(Collection entries)
============================================================
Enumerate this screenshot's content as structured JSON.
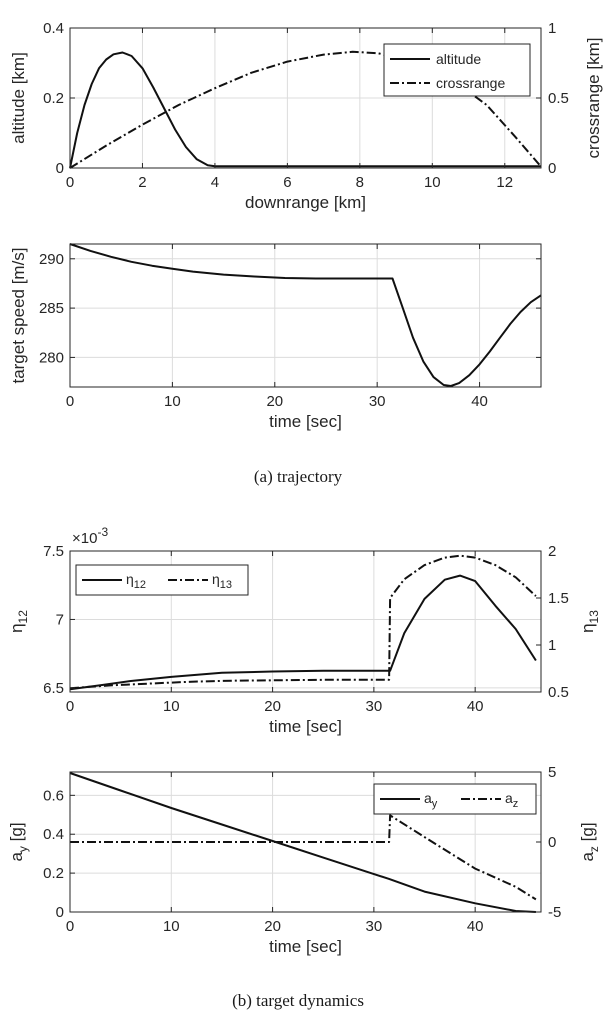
{
  "captions": {
    "a": "(a)  trajectory",
    "b": "(b)  target dynamics"
  },
  "chart_data": [
    {
      "id": "p1",
      "type": "line",
      "xlabel": "downrange [km]",
      "ylabel": "altitude [km]",
      "y2label": "crossrange [km]",
      "xlim": [
        0,
        13
      ],
      "ylim": [
        0,
        0.4
      ],
      "y2lim": [
        0,
        1
      ],
      "xticks": [
        0,
        2,
        4,
        6,
        8,
        10,
        12
      ],
      "yticks": [
        0,
        0.2,
        0.4
      ],
      "y2ticks": [
        0,
        0.5,
        1
      ],
      "grid": true,
      "legend_position": "top-right",
      "series": [
        {
          "name": "altitude",
          "axis": "left",
          "style": "solid",
          "x": [
            0,
            0.2,
            0.4,
            0.6,
            0.8,
            1.0,
            1.2,
            1.45,
            1.7,
            2.0,
            2.3,
            2.6,
            2.9,
            3.2,
            3.5,
            3.8,
            4.0,
            6,
            8,
            10,
            12,
            13
          ],
          "y": [
            0,
            0.1,
            0.18,
            0.24,
            0.285,
            0.31,
            0.325,
            0.33,
            0.32,
            0.285,
            0.23,
            0.17,
            0.11,
            0.06,
            0.025,
            0.008,
            0.005,
            0.005,
            0.005,
            0.005,
            0.005,
            0.005
          ]
        },
        {
          "name": "crossrange",
          "axis": "right",
          "style": "dashdot",
          "x": [
            0,
            1,
            2,
            3,
            4,
            5,
            6,
            7,
            7.8,
            8.5,
            9.5,
            10.5,
            11.5,
            12.3,
            13
          ],
          "y": [
            0,
            0.16,
            0.31,
            0.45,
            0.57,
            0.68,
            0.76,
            0.81,
            0.83,
            0.82,
            0.76,
            0.64,
            0.45,
            0.22,
            0.01
          ]
        }
      ]
    },
    {
      "id": "p2",
      "type": "line",
      "xlabel": "time [sec]",
      "ylabel": "target speed [m/s]",
      "xlim": [
        0,
        46
      ],
      "ylim": [
        277,
        291.5
      ],
      "xticks": [
        0,
        10,
        20,
        30,
        40
      ],
      "yticks": [
        280,
        285,
        290
      ],
      "grid": true,
      "series": [
        {
          "style": "solid",
          "x": [
            0,
            2,
            4,
            6,
            8,
            10,
            12,
            15,
            18,
            21,
            24,
            27,
            30,
            31.5,
            32.5,
            33.5,
            34.5,
            35.5,
            36.5,
            37.2,
            38,
            39,
            40,
            41,
            42,
            43,
            44,
            45,
            46
          ],
          "y": [
            291.5,
            290.8,
            290.2,
            289.7,
            289.3,
            289.0,
            288.7,
            288.4,
            288.2,
            288.05,
            288.0,
            288.0,
            288.0,
            288.0,
            285.0,
            282.0,
            279.6,
            278.0,
            277.2,
            277.1,
            277.4,
            278.2,
            279.3,
            280.6,
            282.0,
            283.4,
            284.6,
            285.6,
            286.3
          ]
        }
      ]
    },
    {
      "id": "p3",
      "type": "line",
      "xlabel": "time [sec]",
      "ylabel": "η12",
      "y2label": "η13",
      "y_exponent": "-3",
      "xlim": [
        0,
        46.5
      ],
      "ylim": [
        6.47,
        7.5
      ],
      "y2lim": [
        0.5,
        2
      ],
      "xticks": [
        0,
        10,
        20,
        30,
        40
      ],
      "yticks": [
        6.5,
        7,
        7.5
      ],
      "y2ticks": [
        0.5,
        1,
        1.5,
        2
      ],
      "grid": true,
      "legend_position": "top-left",
      "series": [
        {
          "name": "η12",
          "axis": "left",
          "style": "solid",
          "x": [
            0,
            3,
            6,
            10,
            15,
            20,
            25,
            31.5,
            31.6,
            33,
            35,
            37,
            38.5,
            40,
            42,
            44,
            46
          ],
          "y": [
            6.49,
            6.52,
            6.55,
            6.58,
            6.61,
            6.62,
            6.625,
            6.625,
            6.625,
            6.9,
            7.15,
            7.29,
            7.32,
            7.28,
            7.1,
            6.93,
            6.7
          ]
        },
        {
          "name": "η13",
          "axis": "right",
          "style": "dashdot",
          "x": [
            0,
            4,
            8,
            12,
            16,
            20,
            25,
            31.5,
            31.6,
            33,
            35,
            37,
            38.5,
            40,
            42,
            44,
            46
          ],
          "y": [
            0.54,
            0.57,
            0.59,
            0.61,
            0.62,
            0.625,
            0.63,
            0.63,
            1.5,
            1.7,
            1.85,
            1.93,
            1.95,
            1.93,
            1.85,
            1.72,
            1.52
          ]
        }
      ]
    },
    {
      "id": "p4",
      "type": "line",
      "xlabel": "time [sec]",
      "ylabel": "ay [g]",
      "y2label": "az [g]",
      "xlim": [
        0,
        46.5
      ],
      "ylim": [
        0,
        0.72
      ],
      "y2lim": [
        -5,
        5
      ],
      "xticks": [
        0,
        10,
        20,
        30,
        40
      ],
      "yticks": [
        0,
        0.2,
        0.4,
        0.6
      ],
      "y2ticks": [
        -5,
        0,
        5
      ],
      "grid": true,
      "legend_position": "top-right",
      "series": [
        {
          "name": "ay",
          "axis": "left",
          "style": "solid",
          "x": [
            0,
            5,
            10,
            15,
            20,
            25,
            30,
            31.5,
            35,
            40,
            44,
            46
          ],
          "y": [
            0.715,
            0.625,
            0.535,
            0.45,
            0.365,
            0.28,
            0.195,
            0.17,
            0.105,
            0.045,
            0.005,
            0.0
          ]
        },
        {
          "name": "az",
          "axis": "right",
          "style": "dashdot",
          "x": [
            0,
            5,
            10,
            20,
            31.5,
            31.6,
            36,
            40,
            44,
            46
          ],
          "y": [
            0,
            0,
            0,
            0,
            0,
            1.9,
            -0.1,
            -1.9,
            -3.2,
            -4.1
          ]
        }
      ]
    }
  ]
}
============================================================
Task to carry out | Gather each line in the entries above where the string "name" is found.

Exercise response |
          "name": "altitude",
          "name": "crossrange",
          "name": "η12",
          "name": "η13",
          "name": "ay",
          "name": "az",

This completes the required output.